Do this
Recast the material from its first line through the line containing "282, 460, 357]", inclusive, as a numbered list with blank lines omitted.

— begin Material to process —

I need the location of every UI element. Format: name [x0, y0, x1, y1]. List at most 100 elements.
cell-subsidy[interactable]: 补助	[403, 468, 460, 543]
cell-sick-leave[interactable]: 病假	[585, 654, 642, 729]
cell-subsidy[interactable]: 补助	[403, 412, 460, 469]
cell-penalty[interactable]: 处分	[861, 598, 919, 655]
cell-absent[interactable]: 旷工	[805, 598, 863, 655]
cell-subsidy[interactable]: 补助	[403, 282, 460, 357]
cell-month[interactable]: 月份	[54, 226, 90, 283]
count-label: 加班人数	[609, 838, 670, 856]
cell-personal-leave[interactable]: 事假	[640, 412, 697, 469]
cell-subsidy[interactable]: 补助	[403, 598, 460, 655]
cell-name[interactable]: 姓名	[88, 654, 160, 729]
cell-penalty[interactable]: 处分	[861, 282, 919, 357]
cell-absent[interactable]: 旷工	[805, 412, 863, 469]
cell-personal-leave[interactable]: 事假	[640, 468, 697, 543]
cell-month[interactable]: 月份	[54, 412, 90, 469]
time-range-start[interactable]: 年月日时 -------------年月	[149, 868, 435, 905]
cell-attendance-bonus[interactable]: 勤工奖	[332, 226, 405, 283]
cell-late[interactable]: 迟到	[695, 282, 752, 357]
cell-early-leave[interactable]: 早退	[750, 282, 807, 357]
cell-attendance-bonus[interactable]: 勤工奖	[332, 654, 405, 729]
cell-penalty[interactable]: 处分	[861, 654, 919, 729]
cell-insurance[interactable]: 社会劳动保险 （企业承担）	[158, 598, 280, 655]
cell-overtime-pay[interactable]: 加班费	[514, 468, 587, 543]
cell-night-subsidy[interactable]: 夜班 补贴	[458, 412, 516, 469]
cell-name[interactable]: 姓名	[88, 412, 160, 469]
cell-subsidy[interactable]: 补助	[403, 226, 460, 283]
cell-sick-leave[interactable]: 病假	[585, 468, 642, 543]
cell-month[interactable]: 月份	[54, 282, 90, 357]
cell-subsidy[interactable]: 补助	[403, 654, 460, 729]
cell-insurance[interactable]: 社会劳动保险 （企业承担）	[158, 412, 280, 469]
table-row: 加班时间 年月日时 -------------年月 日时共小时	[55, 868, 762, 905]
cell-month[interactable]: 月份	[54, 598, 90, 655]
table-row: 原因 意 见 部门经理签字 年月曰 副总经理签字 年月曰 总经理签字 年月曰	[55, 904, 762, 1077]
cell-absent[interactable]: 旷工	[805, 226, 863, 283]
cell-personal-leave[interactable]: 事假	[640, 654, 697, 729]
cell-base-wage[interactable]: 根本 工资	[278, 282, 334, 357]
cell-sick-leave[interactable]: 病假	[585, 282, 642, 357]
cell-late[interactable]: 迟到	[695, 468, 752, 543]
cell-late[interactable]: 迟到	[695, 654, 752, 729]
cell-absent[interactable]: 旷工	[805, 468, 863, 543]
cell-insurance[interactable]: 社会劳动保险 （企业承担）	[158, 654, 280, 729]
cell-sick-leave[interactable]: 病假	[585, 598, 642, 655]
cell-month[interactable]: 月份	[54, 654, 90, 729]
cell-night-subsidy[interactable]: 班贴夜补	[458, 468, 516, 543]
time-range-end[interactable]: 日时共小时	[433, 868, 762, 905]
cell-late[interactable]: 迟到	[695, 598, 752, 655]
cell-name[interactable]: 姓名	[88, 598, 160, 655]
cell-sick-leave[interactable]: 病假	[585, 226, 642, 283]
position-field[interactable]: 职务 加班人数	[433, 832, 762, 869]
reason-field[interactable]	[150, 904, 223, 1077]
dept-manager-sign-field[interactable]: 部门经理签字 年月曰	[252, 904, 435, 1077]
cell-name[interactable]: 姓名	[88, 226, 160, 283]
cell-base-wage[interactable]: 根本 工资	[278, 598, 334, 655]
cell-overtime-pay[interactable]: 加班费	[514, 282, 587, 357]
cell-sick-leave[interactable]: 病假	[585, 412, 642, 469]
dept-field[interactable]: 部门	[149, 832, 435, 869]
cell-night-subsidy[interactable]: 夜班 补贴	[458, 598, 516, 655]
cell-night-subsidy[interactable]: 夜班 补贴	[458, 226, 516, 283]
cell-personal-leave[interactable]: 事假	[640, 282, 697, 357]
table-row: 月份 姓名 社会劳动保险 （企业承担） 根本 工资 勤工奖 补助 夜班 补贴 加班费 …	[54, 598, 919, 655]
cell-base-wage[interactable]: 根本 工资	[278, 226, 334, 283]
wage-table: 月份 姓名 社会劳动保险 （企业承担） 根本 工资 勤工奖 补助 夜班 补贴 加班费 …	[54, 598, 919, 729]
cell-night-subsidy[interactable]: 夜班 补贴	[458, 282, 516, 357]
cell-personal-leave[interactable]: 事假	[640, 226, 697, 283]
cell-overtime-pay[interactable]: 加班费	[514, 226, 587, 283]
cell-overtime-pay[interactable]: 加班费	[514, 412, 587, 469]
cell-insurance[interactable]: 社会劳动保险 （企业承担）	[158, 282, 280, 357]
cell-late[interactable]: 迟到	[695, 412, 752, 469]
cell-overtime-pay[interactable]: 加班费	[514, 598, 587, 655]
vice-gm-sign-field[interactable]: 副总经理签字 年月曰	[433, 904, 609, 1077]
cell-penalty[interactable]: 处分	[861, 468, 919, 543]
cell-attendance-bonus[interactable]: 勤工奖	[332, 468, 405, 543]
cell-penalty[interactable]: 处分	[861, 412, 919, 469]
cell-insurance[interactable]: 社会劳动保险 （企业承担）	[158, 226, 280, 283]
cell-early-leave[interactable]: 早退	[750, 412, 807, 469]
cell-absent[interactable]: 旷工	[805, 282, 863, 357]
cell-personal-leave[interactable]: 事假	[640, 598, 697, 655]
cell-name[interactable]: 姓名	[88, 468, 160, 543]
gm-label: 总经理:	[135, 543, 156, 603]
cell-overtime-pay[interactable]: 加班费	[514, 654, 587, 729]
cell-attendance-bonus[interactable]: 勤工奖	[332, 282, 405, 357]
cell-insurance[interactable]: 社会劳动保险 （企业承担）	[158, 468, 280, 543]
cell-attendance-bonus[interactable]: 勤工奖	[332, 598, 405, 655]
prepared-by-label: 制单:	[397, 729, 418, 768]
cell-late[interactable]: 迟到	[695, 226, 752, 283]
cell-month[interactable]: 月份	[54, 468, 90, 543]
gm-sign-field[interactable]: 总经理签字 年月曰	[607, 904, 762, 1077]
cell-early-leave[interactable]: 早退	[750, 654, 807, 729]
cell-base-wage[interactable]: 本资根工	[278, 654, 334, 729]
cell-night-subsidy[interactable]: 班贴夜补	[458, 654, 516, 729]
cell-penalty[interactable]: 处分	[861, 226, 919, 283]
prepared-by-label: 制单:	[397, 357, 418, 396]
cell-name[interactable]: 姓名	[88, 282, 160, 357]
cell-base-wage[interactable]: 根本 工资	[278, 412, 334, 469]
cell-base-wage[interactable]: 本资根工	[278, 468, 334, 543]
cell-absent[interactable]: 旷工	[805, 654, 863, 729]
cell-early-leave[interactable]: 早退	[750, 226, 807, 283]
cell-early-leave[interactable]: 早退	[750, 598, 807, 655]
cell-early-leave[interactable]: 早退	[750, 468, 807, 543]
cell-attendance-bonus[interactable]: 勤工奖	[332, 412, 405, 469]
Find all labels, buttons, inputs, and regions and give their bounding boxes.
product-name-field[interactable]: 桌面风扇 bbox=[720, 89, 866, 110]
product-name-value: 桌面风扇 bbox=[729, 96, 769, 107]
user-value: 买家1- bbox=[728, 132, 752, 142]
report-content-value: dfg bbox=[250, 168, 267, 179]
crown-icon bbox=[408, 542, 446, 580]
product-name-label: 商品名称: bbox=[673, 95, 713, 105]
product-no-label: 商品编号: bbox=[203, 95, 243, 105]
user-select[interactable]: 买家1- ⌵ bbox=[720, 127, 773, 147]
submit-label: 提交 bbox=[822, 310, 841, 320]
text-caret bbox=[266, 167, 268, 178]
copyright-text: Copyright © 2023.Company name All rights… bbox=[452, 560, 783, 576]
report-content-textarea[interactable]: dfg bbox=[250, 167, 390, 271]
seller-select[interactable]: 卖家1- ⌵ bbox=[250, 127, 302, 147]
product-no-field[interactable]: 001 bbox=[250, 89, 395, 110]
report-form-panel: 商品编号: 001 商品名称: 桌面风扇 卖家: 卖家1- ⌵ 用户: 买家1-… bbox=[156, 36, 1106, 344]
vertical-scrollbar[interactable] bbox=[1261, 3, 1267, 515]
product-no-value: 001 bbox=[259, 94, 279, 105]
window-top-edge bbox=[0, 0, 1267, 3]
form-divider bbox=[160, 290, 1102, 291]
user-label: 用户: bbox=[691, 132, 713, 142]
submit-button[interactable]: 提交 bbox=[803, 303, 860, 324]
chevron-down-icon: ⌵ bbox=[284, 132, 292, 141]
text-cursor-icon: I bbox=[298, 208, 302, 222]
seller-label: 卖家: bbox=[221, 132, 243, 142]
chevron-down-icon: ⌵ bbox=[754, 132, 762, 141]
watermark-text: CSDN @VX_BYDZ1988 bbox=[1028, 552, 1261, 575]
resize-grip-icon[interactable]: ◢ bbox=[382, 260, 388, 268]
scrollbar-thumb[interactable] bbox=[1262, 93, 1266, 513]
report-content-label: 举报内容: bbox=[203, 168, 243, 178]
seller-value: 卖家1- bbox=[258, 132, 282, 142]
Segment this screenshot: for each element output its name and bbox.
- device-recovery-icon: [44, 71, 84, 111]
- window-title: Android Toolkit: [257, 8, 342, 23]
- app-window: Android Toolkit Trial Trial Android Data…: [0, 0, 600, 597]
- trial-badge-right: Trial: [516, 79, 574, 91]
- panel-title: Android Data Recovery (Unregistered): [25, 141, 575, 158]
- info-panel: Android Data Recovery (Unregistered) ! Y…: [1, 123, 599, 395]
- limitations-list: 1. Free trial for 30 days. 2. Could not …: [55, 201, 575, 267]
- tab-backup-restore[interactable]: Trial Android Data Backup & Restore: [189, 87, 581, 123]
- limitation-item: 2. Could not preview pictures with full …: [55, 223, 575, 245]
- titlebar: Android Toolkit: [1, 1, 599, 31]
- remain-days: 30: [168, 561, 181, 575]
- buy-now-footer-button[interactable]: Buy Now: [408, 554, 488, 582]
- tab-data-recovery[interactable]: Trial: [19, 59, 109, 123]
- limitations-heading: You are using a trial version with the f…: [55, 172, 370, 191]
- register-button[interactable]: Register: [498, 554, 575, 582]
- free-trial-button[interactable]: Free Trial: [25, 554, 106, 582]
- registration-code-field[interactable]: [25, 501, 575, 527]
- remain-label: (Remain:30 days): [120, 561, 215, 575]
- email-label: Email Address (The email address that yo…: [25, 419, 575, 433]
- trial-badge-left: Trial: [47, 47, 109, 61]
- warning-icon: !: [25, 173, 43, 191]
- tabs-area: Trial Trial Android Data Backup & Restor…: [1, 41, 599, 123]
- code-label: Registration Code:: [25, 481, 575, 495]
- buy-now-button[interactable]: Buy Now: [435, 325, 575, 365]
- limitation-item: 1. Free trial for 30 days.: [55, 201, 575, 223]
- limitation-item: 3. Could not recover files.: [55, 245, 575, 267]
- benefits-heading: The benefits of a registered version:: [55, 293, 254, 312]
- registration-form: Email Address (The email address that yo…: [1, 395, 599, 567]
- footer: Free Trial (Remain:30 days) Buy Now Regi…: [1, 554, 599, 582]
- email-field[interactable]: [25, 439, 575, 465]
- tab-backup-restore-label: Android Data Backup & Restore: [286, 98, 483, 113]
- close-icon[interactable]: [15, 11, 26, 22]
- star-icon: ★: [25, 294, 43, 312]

— end Material to process —

Result for this exercise
1. I need the location of every UI element. Format: name [x0, y0, x1, y1]. List at most 100 elements.
2. cell-subsidy[interactable]: 补助	[403, 468, 460, 543]
3. cell-sick-leave[interactable]: 病假	[585, 654, 642, 729]
4. cell-subsidy[interactable]: 补助	[403, 412, 460, 469]
5. cell-penalty[interactable]: 处分	[861, 598, 919, 655]
6. cell-absent[interactable]: 旷工	[805, 598, 863, 655]
7. cell-subsidy[interactable]: 补助	[403, 282, 460, 357]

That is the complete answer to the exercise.